**PROBLEMS TO SOLVE:**
1 – From the mailing-list reply about the bytes and bytearray proposal, print the passage between "2016-09-01 21:36 GMT+02:00" and "from the PEP.", inclusive.
2 – Answer these questions using the mailing-list reply about the bytes and bytearray proposal:
(a) How many adjustments does the proposal say it makes to the bytes and bytearray APIs?
(b) What does the reply say should be added to the Abstract?
(c) What two options does the reply prefer regarding bytes(int) and bytes.fromsize()?
3 – Continue the mailing-list reply about the bytes and bytearray proposal, starting after its last sentence.

++++ EXTRACT

2016-09-01 21:36 GMT+02:00 Ethan Furman <ethan@stoneleaf.us>:
Abstract ========
This PEP proposes five small adjustments to the APIs of the ``bytes`` and ``bytearray`` types to make it easier to operate entirely in the binary domain:
You should add bchr() in the Abstract.
* Deprecate passing single integer values to ``bytes`` and ``bytearray`` * Add ``bytes.fromsize`` and ``bytearray.fromsize`` alternative constructors
I understand that main reason for this change is to catch bugs when bytes(obj) is used and obj is not supposed to be an integer. So I expect that bytes(int) will be quickly deprecated, but the PEP doesn't schedule a removal of the feature. So it looks more than only adding an alias to bytes(int). I would prefer to either schedule a removal of bytes(int), or remove bytes.fromsize() from the PEP.
* Add ``bytes.fromord`` and ``bytearray.fromord`` alternative constructors
Hum, you already propose to add a builtin function. Why would we need two ways to create a single byte? I'm talking about bchr(int)==bytes.fromord(int). I'm not sure that there is an use case for bytearray.fromord(int).

++++++++
++++ INFORMATION PROVIDED

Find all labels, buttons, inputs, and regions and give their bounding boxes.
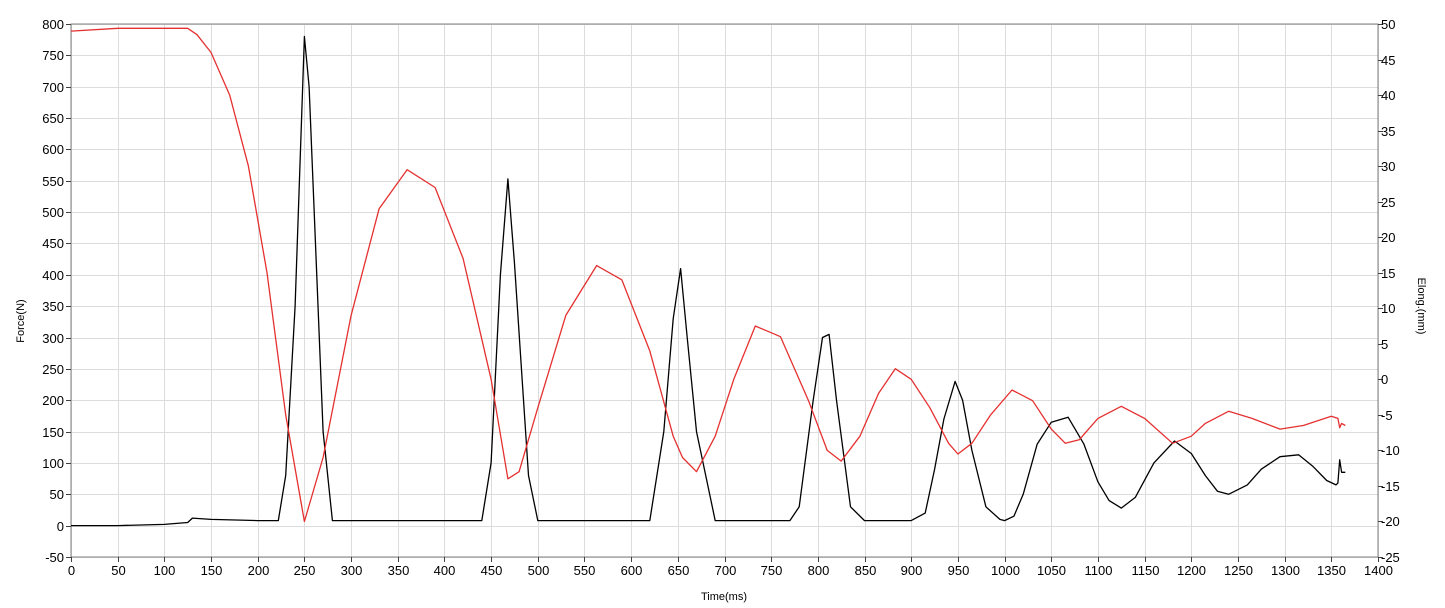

++++++++

**ANSWERS FOR THE TASKS:**
1 –
2016-09-01 21:36 GMT+02:00 Ethan Furman <ethan@stoneleaf.us>:
Abstract ========
This PEP proposes five small adjustments to the APIs of the ``bytes`` and ``bytearray`` types to make it easier to operate entirely in the binary domain:
You should add bchr() in the Abstract.
* Deprecate passing single integer values to ``bytes`` and ``bytearray`` * Add ``bytes.fromsize`` and ``bytearray.fromsize`` alternative constructors
I understand that main reason for this change is to catch bugs when bytes(obj) is used and obj is not supposed to be an integer. So I expect that bytes(int) will be quickly deprecated, but the PEP doesn't schedule a removal of the feature. So it looks more than only adding an alias to bytes(int). I would prefer to either schedule a removal of bytes(int), or remove bytes.fromsize() from the PEP.

2 –
(a) Five.
(b) bchr().
(c) Either schedule a removal of bytes(int), or remove bytes.fromsize() from the proposal.

3 –
* Add ``bytes.getbyte`` and ``bytearray.getbyte`` byte retrieval methods * Add ``bytes.iterbytes`` and ``bytearray.iterbytes`` alternative iterators
I like these ones :-)
In particular, there's a reasonable case to be made that ``bytes(x)`` (where ``x`` is an integer) should behave like the ``bytes.fromint(x)`` proposal in this PEP.
"fromint"? Is it bytes.fromord()/bchr()?
Open Questions ==============
Do we add ``iterbytes`` to ``memoryview``, or modify ``memoryview.cast()`` to accept ``'s'`` as a single-byte interpretation? Or do we ignore memory for now and add it later?
It's nice to have bytes.iterbytes() to help porting Python 2 code, but I'm not sure that this function would be super popular in new Python 3 code. I don't think that a memoryview.iterbytes() (or cast("s")) would be useful. Victor
On 09/01/2016 02:06 PM, Victor Stinner wrote:
2016-09-01 21:36 GMT+02:00 Ethan Furman:
Abstract ========
This PEP proposes five small adjustments to the APIs of the ``bytes`` and ``bytearray`` types to make it easier to operate entirely in the binary domain:
You should add bchr() in the Abstract.
Done.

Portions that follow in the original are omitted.